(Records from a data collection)
------------------------------------------------

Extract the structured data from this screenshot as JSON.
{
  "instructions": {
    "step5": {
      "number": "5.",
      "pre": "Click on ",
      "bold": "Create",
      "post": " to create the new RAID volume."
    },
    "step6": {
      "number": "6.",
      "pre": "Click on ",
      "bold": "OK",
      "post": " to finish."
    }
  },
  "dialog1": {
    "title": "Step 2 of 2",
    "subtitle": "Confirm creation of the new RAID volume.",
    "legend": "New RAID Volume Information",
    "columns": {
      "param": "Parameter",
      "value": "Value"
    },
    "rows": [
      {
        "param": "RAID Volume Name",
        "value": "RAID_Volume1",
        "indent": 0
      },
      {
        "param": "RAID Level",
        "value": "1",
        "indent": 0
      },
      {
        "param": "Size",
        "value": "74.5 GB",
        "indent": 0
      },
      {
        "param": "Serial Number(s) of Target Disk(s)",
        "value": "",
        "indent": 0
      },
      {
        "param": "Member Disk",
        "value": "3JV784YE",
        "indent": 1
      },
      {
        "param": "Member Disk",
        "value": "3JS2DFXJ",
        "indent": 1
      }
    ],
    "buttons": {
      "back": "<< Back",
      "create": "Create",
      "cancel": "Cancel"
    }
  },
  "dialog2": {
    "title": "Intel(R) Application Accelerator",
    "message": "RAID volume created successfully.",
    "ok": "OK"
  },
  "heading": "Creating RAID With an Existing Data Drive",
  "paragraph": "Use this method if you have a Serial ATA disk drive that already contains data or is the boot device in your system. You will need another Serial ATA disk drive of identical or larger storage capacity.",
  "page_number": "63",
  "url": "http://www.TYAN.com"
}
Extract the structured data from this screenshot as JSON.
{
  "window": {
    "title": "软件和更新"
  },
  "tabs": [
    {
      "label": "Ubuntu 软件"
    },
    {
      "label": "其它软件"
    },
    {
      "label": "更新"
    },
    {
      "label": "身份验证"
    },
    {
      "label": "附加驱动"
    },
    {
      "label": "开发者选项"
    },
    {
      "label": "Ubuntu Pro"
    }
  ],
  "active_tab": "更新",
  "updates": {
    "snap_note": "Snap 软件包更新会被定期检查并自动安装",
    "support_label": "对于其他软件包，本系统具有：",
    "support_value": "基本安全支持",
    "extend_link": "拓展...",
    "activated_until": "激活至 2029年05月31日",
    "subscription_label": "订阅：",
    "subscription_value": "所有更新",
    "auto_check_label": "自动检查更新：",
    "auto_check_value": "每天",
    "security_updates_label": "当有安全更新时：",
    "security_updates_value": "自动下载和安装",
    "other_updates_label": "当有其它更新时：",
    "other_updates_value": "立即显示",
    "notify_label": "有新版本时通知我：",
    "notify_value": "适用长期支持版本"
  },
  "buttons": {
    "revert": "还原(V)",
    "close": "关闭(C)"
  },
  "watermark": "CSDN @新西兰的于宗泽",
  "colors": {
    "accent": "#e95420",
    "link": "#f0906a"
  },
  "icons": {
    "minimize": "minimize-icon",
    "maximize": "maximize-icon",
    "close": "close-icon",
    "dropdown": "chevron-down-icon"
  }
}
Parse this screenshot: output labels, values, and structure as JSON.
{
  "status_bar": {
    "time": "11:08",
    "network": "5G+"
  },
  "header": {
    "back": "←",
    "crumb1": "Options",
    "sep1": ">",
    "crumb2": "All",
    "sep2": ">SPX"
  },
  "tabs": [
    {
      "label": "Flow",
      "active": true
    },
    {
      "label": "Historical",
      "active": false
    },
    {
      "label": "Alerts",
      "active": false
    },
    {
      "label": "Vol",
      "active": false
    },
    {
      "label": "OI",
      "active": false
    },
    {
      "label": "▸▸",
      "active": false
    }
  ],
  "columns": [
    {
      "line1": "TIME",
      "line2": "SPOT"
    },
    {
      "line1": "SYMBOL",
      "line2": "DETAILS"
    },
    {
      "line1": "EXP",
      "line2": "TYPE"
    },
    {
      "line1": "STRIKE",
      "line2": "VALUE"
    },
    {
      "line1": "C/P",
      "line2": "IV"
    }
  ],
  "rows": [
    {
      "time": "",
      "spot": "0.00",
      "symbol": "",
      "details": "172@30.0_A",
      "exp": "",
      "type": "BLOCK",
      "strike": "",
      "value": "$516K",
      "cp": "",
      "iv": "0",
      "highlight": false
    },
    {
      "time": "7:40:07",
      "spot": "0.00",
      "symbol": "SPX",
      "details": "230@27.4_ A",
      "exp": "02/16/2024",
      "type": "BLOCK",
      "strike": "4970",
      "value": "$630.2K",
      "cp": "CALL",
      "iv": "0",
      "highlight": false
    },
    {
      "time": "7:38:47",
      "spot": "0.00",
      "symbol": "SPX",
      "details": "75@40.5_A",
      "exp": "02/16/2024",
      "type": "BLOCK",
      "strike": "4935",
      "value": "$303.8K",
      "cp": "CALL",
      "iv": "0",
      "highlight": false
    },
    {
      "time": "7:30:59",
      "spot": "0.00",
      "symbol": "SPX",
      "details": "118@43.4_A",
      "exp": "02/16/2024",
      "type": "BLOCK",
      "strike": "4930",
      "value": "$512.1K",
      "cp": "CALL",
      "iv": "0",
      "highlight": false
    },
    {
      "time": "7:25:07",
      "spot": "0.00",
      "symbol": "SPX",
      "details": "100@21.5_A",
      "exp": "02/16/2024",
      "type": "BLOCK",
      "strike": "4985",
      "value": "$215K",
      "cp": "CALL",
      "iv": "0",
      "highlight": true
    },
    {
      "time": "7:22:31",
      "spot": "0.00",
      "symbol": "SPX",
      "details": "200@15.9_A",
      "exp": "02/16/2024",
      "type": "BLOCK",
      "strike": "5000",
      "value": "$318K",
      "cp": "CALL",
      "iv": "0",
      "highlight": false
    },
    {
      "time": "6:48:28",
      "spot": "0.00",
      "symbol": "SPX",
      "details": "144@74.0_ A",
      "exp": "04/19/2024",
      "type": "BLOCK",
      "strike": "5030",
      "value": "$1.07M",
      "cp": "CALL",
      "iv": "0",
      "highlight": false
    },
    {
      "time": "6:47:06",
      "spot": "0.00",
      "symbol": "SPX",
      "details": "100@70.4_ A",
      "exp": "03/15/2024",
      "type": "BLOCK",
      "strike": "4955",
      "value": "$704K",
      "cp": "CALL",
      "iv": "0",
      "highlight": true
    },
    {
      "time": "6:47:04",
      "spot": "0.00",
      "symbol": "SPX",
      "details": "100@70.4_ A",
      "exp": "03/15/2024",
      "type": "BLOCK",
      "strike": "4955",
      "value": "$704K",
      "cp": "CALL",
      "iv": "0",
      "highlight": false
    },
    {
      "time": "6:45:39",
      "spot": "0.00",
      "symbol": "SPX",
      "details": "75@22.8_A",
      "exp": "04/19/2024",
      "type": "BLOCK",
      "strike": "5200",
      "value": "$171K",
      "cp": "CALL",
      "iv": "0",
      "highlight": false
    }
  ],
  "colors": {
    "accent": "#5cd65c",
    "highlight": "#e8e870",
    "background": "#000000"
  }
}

------------------------------------------------

### Exercise task
Give all the entries again exactly; leave none out.

### The reply
Extract the structured data from this screenshot as JSON.
{
  "instructions": {
    "step5": {
      "number": "5.",
      "pre": "Click on ",
      "bold": "Create",
      "post": " to create the new RAID volume."
    },
    "step6": {
      "number": "6.",
      "pre": "Click on ",
      "bold": "OK",
      "post": " to finish."
    }
  },
  "dialog1": {
    "title": "Step 2 of 2",
    "subtitle": "Confirm creation of the new RAID volume.",
    "legend": "New RAID Volume Information",
    "columns": {
      "param": "Parameter",
      "value": "Value"
    },
    "rows": [
      {
        "param": "RAID Volume Name",
        "value": "RAID_Volume1",
        "indent": 0
      },
      {
        "param": "RAID Level",
        "value": "1",
        "indent": 0
      },
      {
        "param": "Size",
        "value": "74.5 GB",
        "indent": 0
      },
      {
        "param": "Serial Number(s) of Target Disk(s)",
        "value": "",
        "indent": 0
      },
      {
        "param": "Member Disk",
        "value": "3JV784YE",
        "indent": 1
      },
      {
        "param": "Member Disk",
        "value": "3JS2DFXJ",
        "indent": 1
      }
    ],
    "buttons": {
      "back": "<< Back",
      "create": "Create",
      "cancel": "Cancel"
    }
  },
  "dialog2": {
    "title": "Intel(R) Application Accelerator",
    "message": "RAID volume created successfully.",
    "ok": "OK"
  },
  "heading": "Creating RAID With an Existing Data Drive",
  "paragraph": "Use this method if you have a Serial ATA disk drive that already contains data or is the boot device in your system. You will need another Serial ATA disk drive of identical or larger storage capacity.",
  "page_number": "63",
  "url": "http://www.TYAN.com"
}
Extract the structured data from this screenshot as JSON.
{
  "window": {
    "title": "软件和更新"
  },
  "tabs": [
    {
      "label": "Ubuntu 软件"
    },
    {
      "label": "其它软件"
    },
    {
      "label": "更新"
    },
    {
      "label": "身份验证"
    },
    {
      "label": "附加驱动"
    },
    {
      "label": "开发者选项"
    },
    {
      "label": "Ubuntu Pro"
    }
  ],
  "active_tab": "更新",
  "updates": {
    "snap_note": "Snap 软件包更新会被定期检查并自动安装",
    "support_label": "对于其他软件包，本系统具有：",
    "support_value": "基本安全支持",
    "extend_link": "拓展...",
    "activated_until": "激活至 2029年05月31日",
    "subscription_label": "订阅：",
    "subscription_value": "所有更新",
    "auto_check_label": "自动检查更新：",
    "auto_check_value": "每天",
    "security_updates_label": "当有安全更新时：",
    "security_updates_value": "自动下载和安装",
    "other_updates_label": "当有其它更新时：",
    "other_updates_value": "立即显示",
    "notify_label": "有新版本时通知我：",
    "notify_value": "适用长期支持版本"
  },
  "buttons": {
    "revert": "还原(V)",
    "close": "关闭(C)"
  },
  "watermark": "CSDN @新西兰的于宗泽",
  "colors": {
    "accent": "#e95420",
    "link": "#f0906a"
  },
  "icons": {
    "minimize": "minimize-icon",
    "maximize": "maximize-icon",
    "close": "close-icon",
    "dropdown": "chevron-down-icon"
  }
}
Parse this screenshot: output labels, values, and structure as JSON.
{
  "status_bar": {
    "time": "11:08",
    "network": "5G+"
  },
  "header": {
    "back": "←",
    "crumb1": "Options",
    "sep1": ">",
    "crumb2": "All",
    "sep2": ">SPX"
  },
  "tabs": [
    {
      "label": "Flow",
      "active": true
    },
    {
      "label": "Historical",
      "active": false
    },
    {
      "label": "Alerts",
      "active": false
    },
    {
      "label": "Vol",
      "active": false
    },
    {
      "label": "OI",
      "active": false
    },
    {
      "label": "▸▸",
      "active": false
    }
  ],
  "columns": [
    {
      "line1": "TIME",
      "line2": "SPOT"
    },
    {
      "line1": "SYMBOL",
      "line2": "DETAILS"
    },
    {
      "line1": "EXP",
      "line2": "TYPE"
    },
    {
      "line1": "STRIKE",
      "line2": "VALUE"
    },
    {
      "line1": "C/P",
      "line2": "IV"
    }
  ],
  "rows": [
    {
      "time": "",
      "spot": "0.00",
      "symbol": "",
      "details": "172@30.0_A",
      "exp": "",
      "type": "BLOCK",
      "strike": "",
      "value": "$516K",
      "cp": "",
      "iv": "0",
      "highlight": false
    },
    {
      "time": "7:40:07",
      "spot": "0.00",
      "symbol": "SPX",
      "details": "230@27.4_ A",
      "exp": "02/16/2024",
      "type": "BLOCK",
      "strike": "4970",
      "value": "$630.2K",
      "cp": "CALL",
      "iv": "0",
      "highlight": false
    },
    {
      "time": "7:38:47",
      "spot": "0.00",
      "symbol": "SPX",
      "details": "75@40.5_A",
      "exp": "02/16/2024",
      "type": "BLOCK",
      "strike": "4935",
      "value": "$303.8K",
      "cp": "CALL",
      "iv": "0",
      "highlight": false
    },
    {
      "time": "7:30:59",
      "spot": "0.00",
      "symbol": "SPX",
      "details": "118@43.4_A",
      "exp": "02/16/2024",
      "type": "BLOCK",
      "strike": "4930",
      "value": "$512.1K",
      "cp": "CALL",
      "iv": "0",
      "highlight": false
    },
    {
      "time": "7:25:07",
      "spot": "0.00",
      "symbol": "SPX",
      "details": "100@21.5_A",
      "exp": "02/16/2024",
      "type": "BLOCK",
      "strike": "4985",
      "value": "$215K",
      "cp": "CALL",
      "iv": "0",
      "highlight": true
    },
    {
      "time": "7:22:31",
      "spot": "0.00",
      "symbol": "SPX",
      "details": "200@15.9_A",
      "exp": "02/16/2024",
      "type": "BLOCK",
      "strike": "5000",
      "value": "$318K",
      "cp": "CALL",
      "iv": "0",
      "highlight": false
    },
    {
      "time": "6:48:28",
      "spot": "0.00",
      "symbol": "SPX",
      "details": "144@74.0_ A",
      "exp": "04/19/2024",
      "type": "BLOCK",
      "strike": "5030",
      "value": "$1.07M",
      "cp": "CALL",
      "iv": "0",
      "highlight": false
    },
    {
      "time": "6:47:06",
      "spot": "0.00",
      "symbol": "SPX",
      "details": "100@70.4_ A",
      "exp": "03/15/2024",
      "type": "BLOCK",
      "strike": "4955",
      "value": "$704K",
      "cp": "CALL",
      "iv": "0",
      "highlight": true
    },
    {
      "time": "6:47:04",
      "spot": "0.00",
      "symbol": "SPX",
      "details": "100@70.4_ A",
      "exp": "03/15/2024",
      "type": "BLOCK",
      "strike": "4955",
      "value": "$704K",
      "cp": "CALL",
      "iv": "0",
      "highlight": false
    },
    {
      "time": "6:45:39",
      "spot": "0.00",
      "symbol": "SPX",
      "details": "75@22.8_A",
      "exp": "04/19/2024",
      "type": "BLOCK",
      "strike": "5200",
      "value": "$171K",
      "cp": "CALL",
      "iv": "0",
      "highlight": false
    }
  ],
  "colors": {
    "accent": "#5cd65c",
    "highlight": "#e8e870",
    "background": "#000000"
  }
}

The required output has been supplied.